REQUIRED WORK
Copy out each line containing "Goldsalz" from the entries below.

RECORDS FOR THIS EXERCISE
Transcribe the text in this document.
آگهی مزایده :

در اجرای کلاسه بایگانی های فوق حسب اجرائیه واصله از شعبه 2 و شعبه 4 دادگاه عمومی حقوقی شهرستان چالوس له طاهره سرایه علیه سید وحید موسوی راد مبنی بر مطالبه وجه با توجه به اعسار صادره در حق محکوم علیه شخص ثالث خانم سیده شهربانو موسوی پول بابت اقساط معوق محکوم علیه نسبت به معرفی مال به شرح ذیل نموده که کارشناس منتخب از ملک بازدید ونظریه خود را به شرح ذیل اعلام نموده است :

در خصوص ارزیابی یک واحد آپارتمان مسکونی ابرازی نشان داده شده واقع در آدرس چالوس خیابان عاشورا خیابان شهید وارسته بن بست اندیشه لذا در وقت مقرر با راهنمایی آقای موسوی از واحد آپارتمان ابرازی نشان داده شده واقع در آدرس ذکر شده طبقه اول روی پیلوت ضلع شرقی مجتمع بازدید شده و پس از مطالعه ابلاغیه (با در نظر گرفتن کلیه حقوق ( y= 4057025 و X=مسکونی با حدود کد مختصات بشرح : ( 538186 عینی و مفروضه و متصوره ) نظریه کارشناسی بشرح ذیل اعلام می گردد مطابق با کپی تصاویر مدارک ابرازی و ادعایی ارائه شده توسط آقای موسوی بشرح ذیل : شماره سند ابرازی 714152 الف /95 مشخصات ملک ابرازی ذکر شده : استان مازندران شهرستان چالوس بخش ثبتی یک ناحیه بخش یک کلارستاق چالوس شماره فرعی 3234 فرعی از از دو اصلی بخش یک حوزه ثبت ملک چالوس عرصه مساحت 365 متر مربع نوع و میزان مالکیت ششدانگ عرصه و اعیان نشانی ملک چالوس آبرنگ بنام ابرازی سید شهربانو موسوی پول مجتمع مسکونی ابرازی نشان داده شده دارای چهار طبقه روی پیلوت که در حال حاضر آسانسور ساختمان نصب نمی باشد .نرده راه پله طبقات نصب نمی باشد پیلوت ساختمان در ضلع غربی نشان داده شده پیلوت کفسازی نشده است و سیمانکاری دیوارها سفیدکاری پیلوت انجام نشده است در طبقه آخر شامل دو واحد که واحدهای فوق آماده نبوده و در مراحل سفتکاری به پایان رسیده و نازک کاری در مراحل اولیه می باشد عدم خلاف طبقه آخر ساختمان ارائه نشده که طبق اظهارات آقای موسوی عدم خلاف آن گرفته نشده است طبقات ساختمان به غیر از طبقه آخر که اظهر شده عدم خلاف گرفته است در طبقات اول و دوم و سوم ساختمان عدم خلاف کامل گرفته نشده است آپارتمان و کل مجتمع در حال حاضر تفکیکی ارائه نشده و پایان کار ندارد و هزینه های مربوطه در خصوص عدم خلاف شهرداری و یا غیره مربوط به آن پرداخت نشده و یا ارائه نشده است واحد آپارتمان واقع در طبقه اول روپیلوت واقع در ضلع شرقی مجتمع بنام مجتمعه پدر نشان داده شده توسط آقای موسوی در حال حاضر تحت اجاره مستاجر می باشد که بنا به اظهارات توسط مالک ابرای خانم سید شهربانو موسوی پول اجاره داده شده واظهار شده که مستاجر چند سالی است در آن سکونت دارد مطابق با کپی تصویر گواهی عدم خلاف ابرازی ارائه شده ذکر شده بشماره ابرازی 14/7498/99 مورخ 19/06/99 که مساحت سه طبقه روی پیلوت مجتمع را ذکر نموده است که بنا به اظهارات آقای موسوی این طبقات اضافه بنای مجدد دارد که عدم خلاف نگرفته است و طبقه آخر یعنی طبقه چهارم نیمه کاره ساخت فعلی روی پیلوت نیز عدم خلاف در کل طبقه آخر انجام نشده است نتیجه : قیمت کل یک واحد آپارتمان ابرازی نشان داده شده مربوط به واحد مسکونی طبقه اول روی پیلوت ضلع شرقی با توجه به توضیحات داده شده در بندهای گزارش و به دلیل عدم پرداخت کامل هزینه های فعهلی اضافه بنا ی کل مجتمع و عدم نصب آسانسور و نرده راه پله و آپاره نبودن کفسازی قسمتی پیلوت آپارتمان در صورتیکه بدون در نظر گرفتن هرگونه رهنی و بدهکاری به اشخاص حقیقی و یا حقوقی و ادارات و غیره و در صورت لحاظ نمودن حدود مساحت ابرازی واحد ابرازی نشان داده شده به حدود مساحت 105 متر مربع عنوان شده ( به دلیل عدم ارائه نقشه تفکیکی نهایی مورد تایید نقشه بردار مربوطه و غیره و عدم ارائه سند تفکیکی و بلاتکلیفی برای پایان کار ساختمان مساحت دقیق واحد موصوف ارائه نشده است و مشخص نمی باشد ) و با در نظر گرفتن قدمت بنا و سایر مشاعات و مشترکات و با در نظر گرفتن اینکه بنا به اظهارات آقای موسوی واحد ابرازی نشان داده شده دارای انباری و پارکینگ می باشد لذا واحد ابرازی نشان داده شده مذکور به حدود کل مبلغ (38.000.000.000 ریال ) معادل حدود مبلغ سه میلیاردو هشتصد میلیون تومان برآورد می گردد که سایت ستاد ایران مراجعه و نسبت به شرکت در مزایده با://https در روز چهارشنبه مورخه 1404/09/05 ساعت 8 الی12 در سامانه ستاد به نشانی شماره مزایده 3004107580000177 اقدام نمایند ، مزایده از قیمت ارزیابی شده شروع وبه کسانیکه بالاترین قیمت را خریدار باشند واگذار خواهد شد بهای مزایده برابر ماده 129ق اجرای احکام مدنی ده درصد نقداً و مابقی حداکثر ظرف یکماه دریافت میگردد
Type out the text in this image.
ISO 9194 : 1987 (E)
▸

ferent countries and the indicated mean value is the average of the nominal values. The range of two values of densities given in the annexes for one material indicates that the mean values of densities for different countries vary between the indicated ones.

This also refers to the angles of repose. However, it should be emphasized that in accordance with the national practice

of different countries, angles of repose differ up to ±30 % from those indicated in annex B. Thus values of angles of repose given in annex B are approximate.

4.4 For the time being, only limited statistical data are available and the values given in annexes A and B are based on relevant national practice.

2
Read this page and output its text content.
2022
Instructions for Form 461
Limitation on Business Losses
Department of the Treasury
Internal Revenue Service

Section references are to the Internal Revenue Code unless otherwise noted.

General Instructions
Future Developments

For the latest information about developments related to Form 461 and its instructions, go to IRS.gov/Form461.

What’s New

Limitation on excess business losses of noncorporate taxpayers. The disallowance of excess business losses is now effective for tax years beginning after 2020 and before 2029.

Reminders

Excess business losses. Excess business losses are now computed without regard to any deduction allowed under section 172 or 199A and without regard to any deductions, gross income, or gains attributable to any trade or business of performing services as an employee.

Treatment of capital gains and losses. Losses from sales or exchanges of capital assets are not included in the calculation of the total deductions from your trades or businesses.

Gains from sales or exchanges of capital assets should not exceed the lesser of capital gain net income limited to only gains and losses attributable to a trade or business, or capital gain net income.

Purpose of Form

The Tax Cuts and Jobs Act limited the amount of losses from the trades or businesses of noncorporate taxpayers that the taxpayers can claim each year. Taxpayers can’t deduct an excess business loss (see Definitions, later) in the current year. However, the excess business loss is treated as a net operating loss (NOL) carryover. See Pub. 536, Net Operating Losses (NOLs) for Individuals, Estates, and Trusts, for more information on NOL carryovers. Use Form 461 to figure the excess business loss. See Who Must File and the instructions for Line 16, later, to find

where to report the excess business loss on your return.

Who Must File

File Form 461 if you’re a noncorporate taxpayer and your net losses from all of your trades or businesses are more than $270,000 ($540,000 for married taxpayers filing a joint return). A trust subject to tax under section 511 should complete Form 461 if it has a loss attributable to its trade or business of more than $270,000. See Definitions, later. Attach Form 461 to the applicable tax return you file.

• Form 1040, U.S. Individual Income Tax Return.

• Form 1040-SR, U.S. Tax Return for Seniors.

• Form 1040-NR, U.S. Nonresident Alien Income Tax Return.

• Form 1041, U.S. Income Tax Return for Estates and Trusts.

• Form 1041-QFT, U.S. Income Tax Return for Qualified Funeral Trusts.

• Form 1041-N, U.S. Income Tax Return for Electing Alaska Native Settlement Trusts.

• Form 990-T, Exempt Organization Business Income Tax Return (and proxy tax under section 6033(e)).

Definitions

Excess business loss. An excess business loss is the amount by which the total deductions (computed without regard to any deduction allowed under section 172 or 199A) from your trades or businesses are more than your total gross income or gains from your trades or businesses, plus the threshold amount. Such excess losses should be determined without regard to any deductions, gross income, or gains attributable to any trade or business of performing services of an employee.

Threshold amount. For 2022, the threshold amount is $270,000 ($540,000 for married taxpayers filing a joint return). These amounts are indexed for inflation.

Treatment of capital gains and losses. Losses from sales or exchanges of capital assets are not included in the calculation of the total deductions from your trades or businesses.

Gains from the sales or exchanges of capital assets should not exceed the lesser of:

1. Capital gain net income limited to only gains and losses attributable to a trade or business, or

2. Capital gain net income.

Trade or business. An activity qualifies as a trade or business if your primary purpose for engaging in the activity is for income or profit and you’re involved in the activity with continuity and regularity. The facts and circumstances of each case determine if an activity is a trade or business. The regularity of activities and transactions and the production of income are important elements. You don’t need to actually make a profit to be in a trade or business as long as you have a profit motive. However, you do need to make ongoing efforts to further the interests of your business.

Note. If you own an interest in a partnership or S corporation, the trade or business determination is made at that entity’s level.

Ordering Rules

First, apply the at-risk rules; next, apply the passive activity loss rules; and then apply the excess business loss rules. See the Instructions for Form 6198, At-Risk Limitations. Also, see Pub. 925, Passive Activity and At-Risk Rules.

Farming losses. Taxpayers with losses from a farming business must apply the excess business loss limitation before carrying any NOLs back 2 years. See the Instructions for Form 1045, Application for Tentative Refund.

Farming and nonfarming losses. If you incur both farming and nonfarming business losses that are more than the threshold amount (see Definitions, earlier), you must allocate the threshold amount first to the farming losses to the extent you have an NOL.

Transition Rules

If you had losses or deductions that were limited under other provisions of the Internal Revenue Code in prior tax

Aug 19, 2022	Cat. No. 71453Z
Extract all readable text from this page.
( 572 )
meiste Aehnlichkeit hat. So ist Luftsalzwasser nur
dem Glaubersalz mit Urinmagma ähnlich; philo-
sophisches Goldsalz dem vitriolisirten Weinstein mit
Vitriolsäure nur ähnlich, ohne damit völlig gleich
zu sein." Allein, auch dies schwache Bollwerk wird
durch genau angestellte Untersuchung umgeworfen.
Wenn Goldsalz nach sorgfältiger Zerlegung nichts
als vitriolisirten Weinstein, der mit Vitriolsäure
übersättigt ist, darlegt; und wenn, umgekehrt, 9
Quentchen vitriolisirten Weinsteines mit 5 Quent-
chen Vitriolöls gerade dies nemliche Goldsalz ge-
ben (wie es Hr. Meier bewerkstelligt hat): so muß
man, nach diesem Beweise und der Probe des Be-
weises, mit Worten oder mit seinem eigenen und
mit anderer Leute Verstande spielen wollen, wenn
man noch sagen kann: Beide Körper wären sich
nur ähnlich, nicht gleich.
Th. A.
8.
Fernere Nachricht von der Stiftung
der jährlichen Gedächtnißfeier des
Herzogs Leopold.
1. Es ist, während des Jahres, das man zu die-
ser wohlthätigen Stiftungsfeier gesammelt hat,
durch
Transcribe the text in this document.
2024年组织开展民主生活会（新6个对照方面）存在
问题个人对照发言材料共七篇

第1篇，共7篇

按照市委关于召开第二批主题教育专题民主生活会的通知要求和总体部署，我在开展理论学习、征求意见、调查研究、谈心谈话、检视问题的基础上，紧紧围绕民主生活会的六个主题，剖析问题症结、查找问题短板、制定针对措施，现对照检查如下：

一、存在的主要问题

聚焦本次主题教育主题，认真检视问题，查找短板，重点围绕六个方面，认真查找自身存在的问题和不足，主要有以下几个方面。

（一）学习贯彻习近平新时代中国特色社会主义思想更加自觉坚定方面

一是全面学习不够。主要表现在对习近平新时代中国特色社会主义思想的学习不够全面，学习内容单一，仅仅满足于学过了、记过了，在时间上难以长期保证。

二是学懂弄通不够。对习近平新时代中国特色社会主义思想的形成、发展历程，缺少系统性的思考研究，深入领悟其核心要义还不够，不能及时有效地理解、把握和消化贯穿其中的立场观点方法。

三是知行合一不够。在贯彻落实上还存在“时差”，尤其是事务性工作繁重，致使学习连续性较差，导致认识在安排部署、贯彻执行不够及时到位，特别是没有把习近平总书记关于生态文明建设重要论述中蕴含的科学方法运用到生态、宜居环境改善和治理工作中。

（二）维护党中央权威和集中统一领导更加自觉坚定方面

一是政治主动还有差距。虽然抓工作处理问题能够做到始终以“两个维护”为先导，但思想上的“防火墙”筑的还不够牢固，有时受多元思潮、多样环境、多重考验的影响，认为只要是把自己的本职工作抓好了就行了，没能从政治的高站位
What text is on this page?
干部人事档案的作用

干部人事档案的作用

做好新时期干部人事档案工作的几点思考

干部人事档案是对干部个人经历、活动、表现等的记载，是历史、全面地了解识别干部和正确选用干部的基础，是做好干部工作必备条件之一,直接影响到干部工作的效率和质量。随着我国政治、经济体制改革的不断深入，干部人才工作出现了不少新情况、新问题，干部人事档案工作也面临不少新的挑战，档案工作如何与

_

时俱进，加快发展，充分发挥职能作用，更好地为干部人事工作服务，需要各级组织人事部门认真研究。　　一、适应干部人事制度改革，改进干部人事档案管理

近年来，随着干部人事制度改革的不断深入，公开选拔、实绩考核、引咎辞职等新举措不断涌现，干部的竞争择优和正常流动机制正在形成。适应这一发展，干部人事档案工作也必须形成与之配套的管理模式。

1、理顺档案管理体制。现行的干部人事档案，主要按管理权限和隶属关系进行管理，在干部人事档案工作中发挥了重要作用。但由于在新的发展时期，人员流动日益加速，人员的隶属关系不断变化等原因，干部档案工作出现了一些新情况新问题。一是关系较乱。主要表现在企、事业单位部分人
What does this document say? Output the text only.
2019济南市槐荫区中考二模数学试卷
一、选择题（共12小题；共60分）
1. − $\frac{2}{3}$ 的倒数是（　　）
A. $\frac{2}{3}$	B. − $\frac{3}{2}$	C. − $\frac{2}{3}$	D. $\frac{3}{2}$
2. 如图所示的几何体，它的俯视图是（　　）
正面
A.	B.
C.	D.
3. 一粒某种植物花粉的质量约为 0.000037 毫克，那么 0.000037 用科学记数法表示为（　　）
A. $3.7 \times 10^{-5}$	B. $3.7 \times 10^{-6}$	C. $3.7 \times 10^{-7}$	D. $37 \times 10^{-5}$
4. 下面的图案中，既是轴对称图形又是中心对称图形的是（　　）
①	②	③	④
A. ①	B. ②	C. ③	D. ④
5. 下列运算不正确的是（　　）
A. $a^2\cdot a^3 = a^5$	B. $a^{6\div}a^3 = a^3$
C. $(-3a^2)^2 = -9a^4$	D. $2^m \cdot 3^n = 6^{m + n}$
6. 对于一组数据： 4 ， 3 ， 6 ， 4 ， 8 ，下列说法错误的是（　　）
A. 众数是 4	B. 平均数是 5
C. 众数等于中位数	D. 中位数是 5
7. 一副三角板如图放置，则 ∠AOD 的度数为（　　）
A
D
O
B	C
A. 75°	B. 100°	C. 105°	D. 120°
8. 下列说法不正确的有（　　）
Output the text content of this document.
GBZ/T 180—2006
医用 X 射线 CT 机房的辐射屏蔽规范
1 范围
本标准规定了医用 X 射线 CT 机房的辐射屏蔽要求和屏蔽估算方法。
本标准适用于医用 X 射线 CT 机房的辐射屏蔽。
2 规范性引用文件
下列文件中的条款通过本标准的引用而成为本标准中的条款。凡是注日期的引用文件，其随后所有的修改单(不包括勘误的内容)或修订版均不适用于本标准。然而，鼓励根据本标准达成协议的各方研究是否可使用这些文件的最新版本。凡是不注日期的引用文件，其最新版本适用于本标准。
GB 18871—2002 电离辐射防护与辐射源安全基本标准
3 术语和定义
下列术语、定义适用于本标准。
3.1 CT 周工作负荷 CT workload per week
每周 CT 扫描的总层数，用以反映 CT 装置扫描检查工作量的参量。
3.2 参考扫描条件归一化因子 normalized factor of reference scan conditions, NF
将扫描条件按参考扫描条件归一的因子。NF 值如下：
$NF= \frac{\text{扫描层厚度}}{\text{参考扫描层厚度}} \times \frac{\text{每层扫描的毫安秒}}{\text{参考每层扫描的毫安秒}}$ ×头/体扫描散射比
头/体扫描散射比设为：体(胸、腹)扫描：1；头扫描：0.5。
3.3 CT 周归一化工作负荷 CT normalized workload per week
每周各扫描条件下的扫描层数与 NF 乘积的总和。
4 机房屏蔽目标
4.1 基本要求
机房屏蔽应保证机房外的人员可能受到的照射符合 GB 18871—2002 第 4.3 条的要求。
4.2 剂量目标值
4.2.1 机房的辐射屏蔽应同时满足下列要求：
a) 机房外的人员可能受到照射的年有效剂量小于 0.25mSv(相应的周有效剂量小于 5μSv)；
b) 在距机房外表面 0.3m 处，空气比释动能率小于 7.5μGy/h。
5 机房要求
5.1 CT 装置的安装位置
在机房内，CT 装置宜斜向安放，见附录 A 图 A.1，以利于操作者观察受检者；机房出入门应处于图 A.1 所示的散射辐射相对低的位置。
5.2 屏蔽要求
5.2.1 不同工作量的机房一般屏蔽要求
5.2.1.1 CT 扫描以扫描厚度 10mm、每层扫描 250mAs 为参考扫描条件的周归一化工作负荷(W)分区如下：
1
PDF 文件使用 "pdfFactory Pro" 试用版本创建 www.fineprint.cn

EXERCISE ANSWER
sophisches Goldsalz dem vitriolisirten Weinstein mit
Wenn Goldsalz nach sorgfältiger Zerlegung nichts
chen Vitriolöls gerade dies nemliche Goldsalz ge-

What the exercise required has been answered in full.